**What you need to do**
Extract all lines containing "Głowica".

⟨

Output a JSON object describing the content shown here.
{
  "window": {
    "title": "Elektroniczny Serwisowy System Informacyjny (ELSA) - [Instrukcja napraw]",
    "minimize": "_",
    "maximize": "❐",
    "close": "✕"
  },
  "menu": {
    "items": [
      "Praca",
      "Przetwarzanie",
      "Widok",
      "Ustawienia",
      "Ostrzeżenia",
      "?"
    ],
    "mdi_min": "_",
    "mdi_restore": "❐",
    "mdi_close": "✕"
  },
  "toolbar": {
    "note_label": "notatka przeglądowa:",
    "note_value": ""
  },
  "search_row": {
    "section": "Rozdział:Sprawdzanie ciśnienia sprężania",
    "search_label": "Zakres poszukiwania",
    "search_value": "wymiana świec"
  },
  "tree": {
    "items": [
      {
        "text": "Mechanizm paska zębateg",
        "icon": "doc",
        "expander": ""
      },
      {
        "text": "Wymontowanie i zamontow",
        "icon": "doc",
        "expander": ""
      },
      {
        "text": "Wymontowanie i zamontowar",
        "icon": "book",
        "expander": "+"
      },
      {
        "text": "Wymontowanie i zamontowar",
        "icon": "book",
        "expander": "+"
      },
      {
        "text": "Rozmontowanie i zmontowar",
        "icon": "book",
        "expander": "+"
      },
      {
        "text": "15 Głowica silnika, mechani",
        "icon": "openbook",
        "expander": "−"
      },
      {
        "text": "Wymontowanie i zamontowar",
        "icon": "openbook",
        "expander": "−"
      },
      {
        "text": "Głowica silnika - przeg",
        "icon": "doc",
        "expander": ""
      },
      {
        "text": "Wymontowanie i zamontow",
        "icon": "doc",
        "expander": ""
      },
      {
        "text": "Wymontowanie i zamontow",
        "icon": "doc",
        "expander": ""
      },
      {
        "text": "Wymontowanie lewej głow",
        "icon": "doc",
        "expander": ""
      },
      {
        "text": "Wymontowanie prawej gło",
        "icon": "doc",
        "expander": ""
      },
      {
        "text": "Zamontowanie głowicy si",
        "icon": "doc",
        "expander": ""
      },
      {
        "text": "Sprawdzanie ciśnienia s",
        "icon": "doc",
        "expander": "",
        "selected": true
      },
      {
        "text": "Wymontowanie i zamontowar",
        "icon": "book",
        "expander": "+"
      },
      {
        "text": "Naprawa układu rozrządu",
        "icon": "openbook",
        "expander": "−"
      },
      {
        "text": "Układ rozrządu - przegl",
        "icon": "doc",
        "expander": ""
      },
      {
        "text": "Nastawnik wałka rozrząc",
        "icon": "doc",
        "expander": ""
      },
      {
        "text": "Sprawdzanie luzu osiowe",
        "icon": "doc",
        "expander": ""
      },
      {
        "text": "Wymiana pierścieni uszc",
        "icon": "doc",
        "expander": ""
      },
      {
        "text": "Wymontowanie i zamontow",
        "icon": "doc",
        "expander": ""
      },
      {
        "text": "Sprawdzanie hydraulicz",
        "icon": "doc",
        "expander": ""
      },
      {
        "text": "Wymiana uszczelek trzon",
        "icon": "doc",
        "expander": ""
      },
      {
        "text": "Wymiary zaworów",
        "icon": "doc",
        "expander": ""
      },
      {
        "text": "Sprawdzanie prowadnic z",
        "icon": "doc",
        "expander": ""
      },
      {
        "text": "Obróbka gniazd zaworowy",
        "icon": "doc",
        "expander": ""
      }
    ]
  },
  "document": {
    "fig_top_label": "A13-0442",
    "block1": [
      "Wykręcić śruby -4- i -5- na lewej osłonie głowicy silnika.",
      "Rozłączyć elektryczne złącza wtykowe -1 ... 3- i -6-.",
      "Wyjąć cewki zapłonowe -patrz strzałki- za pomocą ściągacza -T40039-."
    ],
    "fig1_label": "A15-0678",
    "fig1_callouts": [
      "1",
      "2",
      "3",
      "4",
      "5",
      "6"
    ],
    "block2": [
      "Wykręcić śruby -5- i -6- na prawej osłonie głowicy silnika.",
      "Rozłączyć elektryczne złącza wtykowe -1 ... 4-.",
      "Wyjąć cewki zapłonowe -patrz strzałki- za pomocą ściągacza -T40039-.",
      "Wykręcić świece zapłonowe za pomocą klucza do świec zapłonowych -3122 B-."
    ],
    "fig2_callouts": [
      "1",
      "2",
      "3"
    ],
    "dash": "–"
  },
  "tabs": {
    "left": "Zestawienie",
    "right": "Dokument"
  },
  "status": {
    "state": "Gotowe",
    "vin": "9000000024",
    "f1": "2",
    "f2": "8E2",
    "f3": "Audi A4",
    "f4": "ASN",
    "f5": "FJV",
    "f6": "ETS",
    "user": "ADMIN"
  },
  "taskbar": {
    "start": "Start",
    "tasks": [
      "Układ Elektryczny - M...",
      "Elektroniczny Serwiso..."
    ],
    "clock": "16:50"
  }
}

⟩

**Reply**
        "text": "15 Głowica silnika, mechani",
        "text": "Głowica silnika - przeg",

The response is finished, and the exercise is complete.